#### [WHAT IS ASKED]
Write out every entry exactly as it appears.

── DATA SHOWN

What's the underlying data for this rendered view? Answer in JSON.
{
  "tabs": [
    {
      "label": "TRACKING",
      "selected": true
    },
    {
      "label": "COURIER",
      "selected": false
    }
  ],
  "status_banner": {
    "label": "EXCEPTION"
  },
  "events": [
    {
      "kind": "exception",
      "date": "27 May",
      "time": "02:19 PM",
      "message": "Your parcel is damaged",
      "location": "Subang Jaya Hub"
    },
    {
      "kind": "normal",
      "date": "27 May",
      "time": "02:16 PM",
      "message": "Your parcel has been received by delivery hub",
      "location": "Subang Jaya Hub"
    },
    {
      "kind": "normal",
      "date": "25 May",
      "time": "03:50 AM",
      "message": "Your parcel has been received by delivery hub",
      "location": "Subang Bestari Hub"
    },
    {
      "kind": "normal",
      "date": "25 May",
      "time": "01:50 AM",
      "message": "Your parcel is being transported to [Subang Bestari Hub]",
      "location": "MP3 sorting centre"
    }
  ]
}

────

#### [SOLUTION TO THIS EXERCISE]
What's the underlying data for this rendered view? Answer in JSON.
{
  "tabs": [
    {
      "label": "TRACKING",
      "selected": true
    },
    {
      "label": "COURIER",
      "selected": false
    }
  ],
  "status_banner": {
    "label": "EXCEPTION"
  },
  "events": [
    {
      "kind": "exception",
      "date": "27 May",
      "time": "02:19 PM",
      "message": "Your parcel is damaged",
      "location": "Subang Jaya Hub"
    },
    {
      "kind": "normal",
      "date": "27 May",
      "time": "02:16 PM",
      "message": "Your parcel has been received by delivery hub",
      "location": "Subang Jaya Hub"
    },
    {
      "kind": "normal",
      "date": "25 May",
      "time": "03:50 AM",
      "message": "Your parcel has been received by delivery hub",
      "location": "Subang Bestari Hub"
    },
    {
      "kind": "normal",
      "date": "25 May",
      "time": "01:50 AM",
      "message": "Your parcel is being transported to [Subang Bestari Hub]",
      "location": "MP3 sorting centre"
    }
  ]
}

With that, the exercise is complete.